• [Exercise prompt] Scan the entries below and extract each line with the word "жилья" in it.

── Entries

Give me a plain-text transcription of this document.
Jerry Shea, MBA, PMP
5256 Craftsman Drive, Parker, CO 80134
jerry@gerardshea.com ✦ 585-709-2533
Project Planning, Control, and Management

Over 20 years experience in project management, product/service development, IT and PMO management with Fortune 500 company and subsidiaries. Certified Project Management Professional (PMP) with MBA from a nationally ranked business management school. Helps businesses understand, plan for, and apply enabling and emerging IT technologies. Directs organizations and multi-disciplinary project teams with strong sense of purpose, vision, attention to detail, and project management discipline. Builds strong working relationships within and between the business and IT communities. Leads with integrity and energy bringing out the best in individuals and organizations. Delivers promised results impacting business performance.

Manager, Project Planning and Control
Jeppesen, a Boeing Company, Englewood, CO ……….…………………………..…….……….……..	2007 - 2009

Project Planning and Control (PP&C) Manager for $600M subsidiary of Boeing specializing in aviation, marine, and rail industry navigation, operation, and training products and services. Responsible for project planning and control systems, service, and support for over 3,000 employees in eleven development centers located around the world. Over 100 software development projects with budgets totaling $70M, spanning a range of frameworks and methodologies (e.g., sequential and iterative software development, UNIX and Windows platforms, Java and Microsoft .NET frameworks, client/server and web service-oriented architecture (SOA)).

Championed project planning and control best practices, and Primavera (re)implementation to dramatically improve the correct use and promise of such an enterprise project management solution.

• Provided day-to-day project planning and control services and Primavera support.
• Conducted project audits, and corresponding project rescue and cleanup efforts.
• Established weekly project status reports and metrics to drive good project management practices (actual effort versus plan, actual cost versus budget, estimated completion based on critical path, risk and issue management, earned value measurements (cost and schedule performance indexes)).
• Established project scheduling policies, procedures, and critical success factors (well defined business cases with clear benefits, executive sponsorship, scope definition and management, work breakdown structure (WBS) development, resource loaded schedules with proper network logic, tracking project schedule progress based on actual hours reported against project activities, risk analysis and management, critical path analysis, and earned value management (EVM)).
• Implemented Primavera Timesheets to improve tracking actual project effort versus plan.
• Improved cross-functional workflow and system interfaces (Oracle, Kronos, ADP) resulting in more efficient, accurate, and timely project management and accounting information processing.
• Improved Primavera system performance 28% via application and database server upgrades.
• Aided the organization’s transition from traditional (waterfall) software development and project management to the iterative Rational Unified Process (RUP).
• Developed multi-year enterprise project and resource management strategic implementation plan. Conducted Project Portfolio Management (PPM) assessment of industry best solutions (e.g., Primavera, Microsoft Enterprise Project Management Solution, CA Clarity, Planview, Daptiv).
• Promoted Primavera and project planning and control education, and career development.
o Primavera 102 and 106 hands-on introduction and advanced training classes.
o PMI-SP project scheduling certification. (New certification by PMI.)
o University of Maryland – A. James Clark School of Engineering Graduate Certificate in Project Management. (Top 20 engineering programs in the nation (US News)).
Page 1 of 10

────
── Entries

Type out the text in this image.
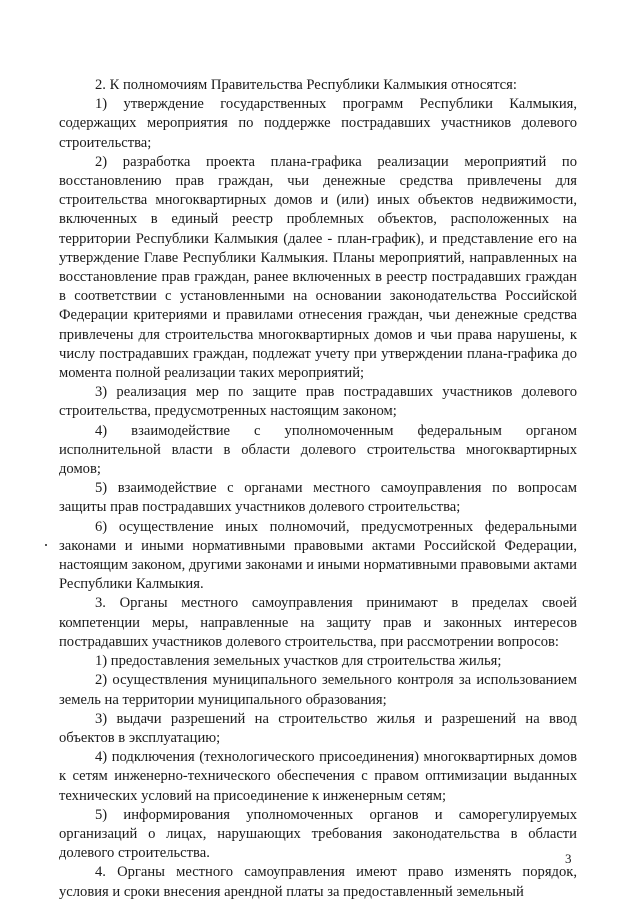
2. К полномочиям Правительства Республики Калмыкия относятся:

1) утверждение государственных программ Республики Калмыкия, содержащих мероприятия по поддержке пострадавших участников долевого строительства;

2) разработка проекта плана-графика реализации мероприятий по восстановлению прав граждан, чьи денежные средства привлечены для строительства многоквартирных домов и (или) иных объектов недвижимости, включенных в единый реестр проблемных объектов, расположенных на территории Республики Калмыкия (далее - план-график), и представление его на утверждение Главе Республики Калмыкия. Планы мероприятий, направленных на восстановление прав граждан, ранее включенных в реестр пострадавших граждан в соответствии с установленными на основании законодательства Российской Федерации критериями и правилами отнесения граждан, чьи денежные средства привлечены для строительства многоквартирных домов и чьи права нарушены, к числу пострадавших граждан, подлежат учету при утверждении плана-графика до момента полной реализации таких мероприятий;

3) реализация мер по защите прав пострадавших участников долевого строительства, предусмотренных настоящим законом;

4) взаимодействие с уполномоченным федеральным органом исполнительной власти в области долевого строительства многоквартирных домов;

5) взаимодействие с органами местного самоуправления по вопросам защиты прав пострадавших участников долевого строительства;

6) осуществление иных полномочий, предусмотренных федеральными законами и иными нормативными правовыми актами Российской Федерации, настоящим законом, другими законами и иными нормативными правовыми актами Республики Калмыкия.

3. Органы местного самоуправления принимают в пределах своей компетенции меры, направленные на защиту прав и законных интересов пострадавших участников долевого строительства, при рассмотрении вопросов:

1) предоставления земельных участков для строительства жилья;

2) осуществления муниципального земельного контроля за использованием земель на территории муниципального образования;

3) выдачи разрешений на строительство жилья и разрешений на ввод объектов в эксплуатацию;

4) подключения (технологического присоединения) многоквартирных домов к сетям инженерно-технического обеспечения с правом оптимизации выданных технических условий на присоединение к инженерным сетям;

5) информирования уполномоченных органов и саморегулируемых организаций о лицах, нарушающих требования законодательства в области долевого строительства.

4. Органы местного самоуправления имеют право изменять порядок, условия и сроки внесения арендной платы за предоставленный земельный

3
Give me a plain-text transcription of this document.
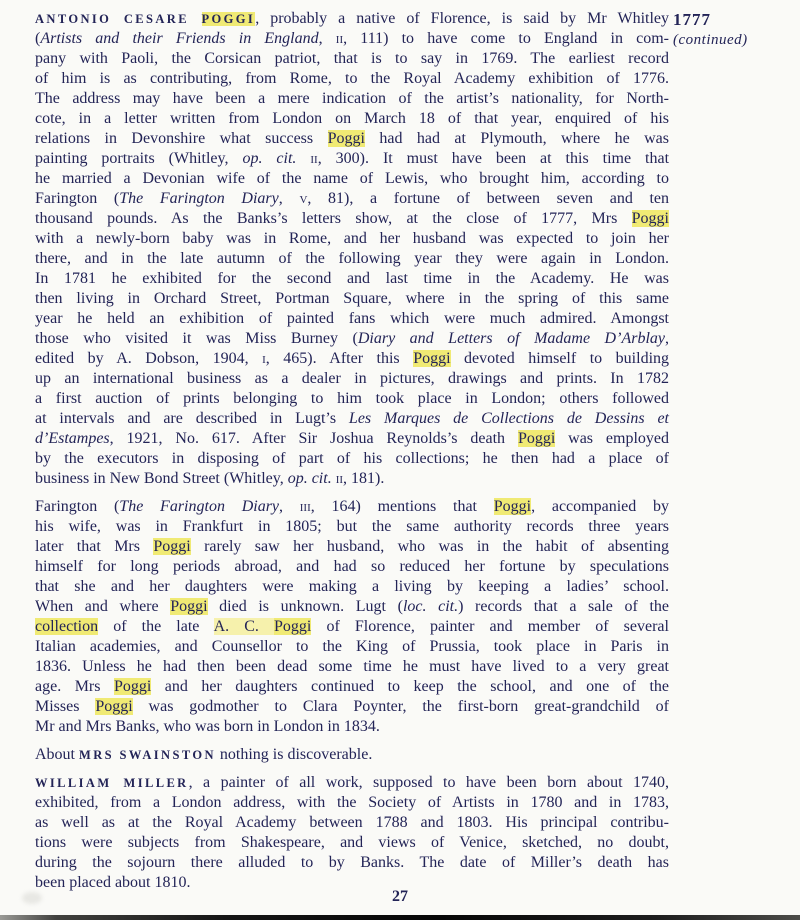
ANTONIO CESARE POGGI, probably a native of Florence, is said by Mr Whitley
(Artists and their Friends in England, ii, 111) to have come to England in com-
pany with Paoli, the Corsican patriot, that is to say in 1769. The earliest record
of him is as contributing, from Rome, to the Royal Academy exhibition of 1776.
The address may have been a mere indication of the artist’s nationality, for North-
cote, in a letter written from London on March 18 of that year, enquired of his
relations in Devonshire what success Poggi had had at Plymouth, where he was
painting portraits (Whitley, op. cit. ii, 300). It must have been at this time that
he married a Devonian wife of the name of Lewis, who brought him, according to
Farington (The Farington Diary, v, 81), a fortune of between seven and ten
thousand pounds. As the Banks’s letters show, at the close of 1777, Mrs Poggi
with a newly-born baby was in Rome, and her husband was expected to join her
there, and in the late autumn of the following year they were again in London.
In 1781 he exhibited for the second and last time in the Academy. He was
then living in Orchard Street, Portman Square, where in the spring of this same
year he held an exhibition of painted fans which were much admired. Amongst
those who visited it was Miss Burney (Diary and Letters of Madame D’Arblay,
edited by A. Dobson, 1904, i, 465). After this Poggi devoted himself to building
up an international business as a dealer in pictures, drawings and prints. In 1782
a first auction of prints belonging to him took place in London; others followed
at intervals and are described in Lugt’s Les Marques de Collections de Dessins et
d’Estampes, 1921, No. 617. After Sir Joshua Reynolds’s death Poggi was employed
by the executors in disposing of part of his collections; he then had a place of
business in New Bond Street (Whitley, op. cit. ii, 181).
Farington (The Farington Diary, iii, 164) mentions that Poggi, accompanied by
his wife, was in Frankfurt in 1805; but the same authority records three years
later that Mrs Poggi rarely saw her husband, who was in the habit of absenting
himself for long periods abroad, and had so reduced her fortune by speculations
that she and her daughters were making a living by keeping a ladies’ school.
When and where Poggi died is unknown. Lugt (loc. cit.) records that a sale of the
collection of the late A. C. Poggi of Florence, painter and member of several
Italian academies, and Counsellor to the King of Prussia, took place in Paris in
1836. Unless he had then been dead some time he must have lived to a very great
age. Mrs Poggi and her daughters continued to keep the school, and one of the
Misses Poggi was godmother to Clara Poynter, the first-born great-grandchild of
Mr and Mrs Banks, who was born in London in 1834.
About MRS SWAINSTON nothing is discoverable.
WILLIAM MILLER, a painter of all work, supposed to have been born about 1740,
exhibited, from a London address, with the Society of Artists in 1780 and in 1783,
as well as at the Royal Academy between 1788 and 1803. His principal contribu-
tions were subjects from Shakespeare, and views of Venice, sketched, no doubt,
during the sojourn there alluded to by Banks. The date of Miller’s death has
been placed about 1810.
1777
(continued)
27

────
── Entries

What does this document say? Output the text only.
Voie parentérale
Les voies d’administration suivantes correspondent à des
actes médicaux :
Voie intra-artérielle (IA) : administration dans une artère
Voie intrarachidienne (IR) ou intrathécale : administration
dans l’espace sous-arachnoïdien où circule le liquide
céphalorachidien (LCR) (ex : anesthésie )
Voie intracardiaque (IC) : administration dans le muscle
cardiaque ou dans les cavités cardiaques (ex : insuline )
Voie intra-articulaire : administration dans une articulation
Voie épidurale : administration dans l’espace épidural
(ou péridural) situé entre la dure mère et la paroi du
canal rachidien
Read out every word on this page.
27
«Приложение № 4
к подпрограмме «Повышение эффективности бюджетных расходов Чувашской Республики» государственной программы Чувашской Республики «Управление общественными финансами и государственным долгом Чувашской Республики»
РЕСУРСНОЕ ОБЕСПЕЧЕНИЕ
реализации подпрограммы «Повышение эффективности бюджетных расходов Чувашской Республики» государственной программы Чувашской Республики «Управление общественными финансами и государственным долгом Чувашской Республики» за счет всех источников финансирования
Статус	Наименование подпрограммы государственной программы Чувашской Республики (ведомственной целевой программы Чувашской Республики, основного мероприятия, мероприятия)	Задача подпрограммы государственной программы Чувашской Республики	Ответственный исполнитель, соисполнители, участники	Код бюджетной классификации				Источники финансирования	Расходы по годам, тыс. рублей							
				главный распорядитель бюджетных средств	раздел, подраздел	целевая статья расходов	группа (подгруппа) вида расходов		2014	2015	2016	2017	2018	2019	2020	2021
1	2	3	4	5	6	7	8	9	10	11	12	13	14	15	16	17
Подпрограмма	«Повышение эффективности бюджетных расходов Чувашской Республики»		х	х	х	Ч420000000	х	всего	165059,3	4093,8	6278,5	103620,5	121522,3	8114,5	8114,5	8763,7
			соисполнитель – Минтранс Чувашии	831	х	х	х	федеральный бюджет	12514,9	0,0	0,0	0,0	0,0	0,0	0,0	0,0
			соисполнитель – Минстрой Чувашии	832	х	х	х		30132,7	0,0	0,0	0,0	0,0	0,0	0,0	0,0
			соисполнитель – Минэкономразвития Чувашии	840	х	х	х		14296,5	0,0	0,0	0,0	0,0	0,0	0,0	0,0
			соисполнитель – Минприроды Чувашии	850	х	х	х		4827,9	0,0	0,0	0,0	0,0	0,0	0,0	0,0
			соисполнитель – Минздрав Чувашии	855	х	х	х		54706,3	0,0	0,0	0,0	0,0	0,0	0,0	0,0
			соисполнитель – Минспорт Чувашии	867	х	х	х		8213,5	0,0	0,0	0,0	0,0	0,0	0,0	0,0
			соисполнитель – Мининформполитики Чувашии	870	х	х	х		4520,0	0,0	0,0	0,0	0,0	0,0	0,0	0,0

────

• [Answer to the exercise]
1) предоставления земельных участков для строительства жилья;
3) выдачи разрешений на строительство жилья и разрешений на ввод объектов в эксплуатацию;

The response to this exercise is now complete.